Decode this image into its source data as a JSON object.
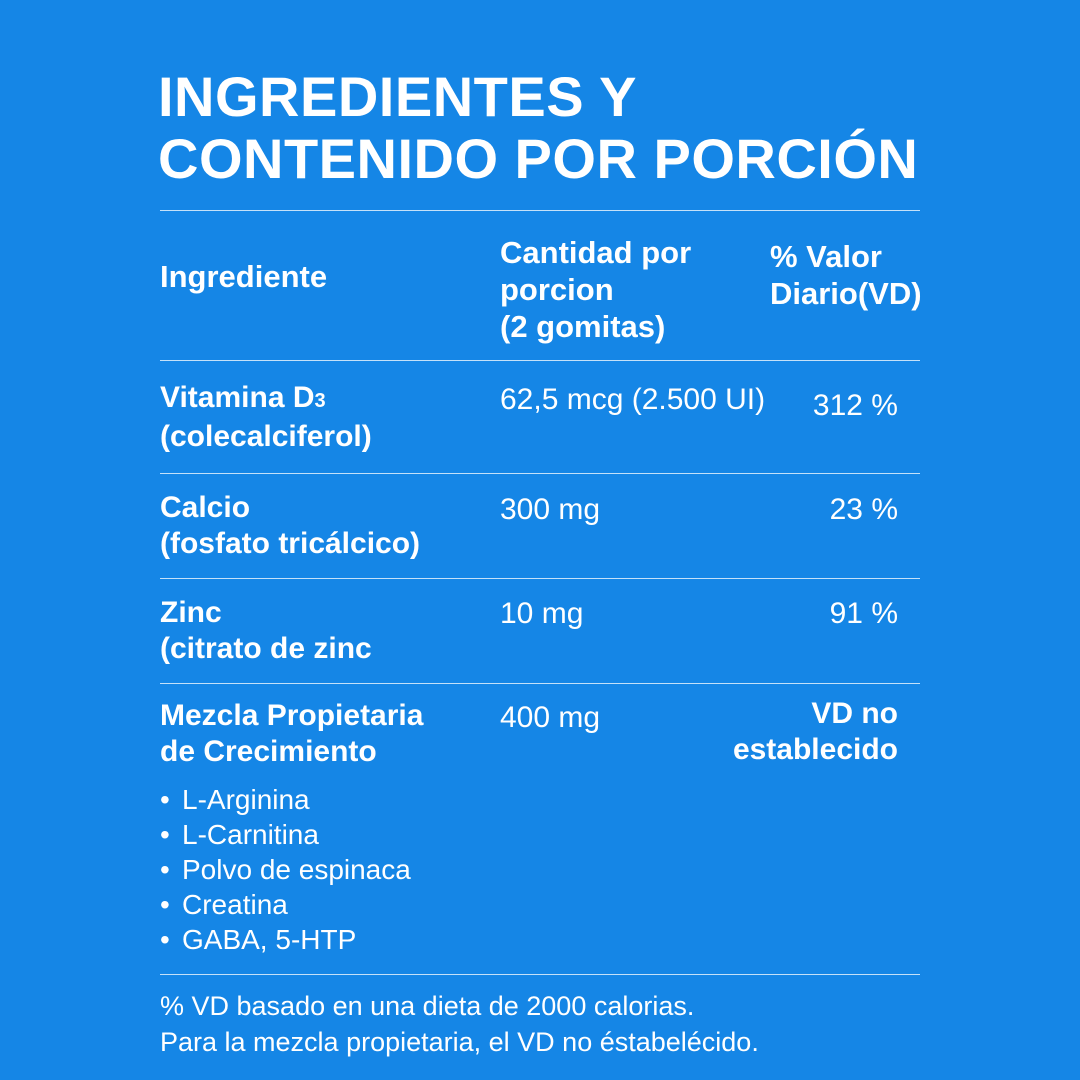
{
  "title": {
    "line1": "INGREDIENTES Y",
    "line2": "CONTENIDO POR PORCIÓN"
  },
  "header": {
    "ingredient": "Ingrediente",
    "amount_line1": "Cantidad por",
    "amount_line2": "porcion",
    "amount_line3": "(2 gomitas)",
    "dv_line1": "% Valor",
    "dv_line2": "Diario(VD)"
  },
  "rows": [
    {
      "name_line1": "Vitamina D",
      "name_sub": "3",
      "name_line2": "(colecalciferol)",
      "amount": "62,5 mcg (2.500 UI)",
      "dv": "312 %"
    },
    {
      "name_line1": "Calcio",
      "name_line2": "(fosfato tricálcico)",
      "amount": "300 mg",
      "dv": "23 %"
    },
    {
      "name_line1": "Zinc",
      "name_line2": "(citrato de zinc",
      "amount": "10 mg",
      "dv": "91 %"
    },
    {
      "name_line1": "Mezcla Propietaria",
      "name_line2": "de Crecimiento",
      "amount": "400 mg",
      "dv_line1": "VD no",
      "dv_line2": "establecido",
      "components": [
        "L-Arginina",
        "L-Carnitina",
        "Polvo de espinaca",
        "Creatina",
        "GABA, 5-HTP"
      ]
    }
  ],
  "footnote": {
    "line1": "% VD basado en una dieta de 2000 calorias.",
    "line2": "Para la mezcla propietaria, el VD no éstabelécido."
  },
  "colors": {
    "background": "#1586e6",
    "text": "#ffffff"
  }
}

■ **Problem statement**
Pictures in the records above are left out; print everything else exactly as written.

■ **Answer to this task**
Decode this image into its source data as a JSON object.
{
  "title": {
    "line1": "INGREDIENTES Y",
    "line2": "CONTENIDO POR PORCIÓN"
  },
  "header": {
    "ingredient": "Ingrediente",
    "amount_line1": "Cantidad por",
    "amount_line2": "porcion",
    "amount_line3": "(2 gomitas)",
    "dv_line1": "% Valor",
    "dv_line2": "Diario(VD)"
  },
  "rows": [
    {
      "name_line1": "Vitamina D",
      "name_sub": "3",
      "name_line2": "(colecalciferol)",
      "amount": "62,5 mcg (2.500 UI)",
      "dv": "312 %"
    },
    {
      "name_line1": "Calcio",
      "name_line2": "(fosfato tricálcico)",
      "amount": "300 mg",
      "dv": "23 %"
    },
    {
      "name_line1": "Zinc",
      "name_line2": "(citrato de zinc",
      "amount": "10 mg",
      "dv": "91 %"
    },
    {
      "name_line1": "Mezcla Propietaria",
      "name_line2": "de Crecimiento",
      "amount": "400 mg",
      "dv_line1": "VD no",
      "dv_line2": "establecido",
      "components": [
        "L-Arginina",
        "L-Carnitina",
        "Polvo de espinaca",
        "Creatina",
        "GABA, 5-HTP"
      ]
    }
  ],
  "footnote": {
    "line1": "% VD basado en una dieta de 2000 calorias.",
    "line2": "Para la mezcla propietaria, el VD no éstabelécido."
  },
  "colors": {
    "background": "#1586e6",
    "text": "#ffffff"
  }
}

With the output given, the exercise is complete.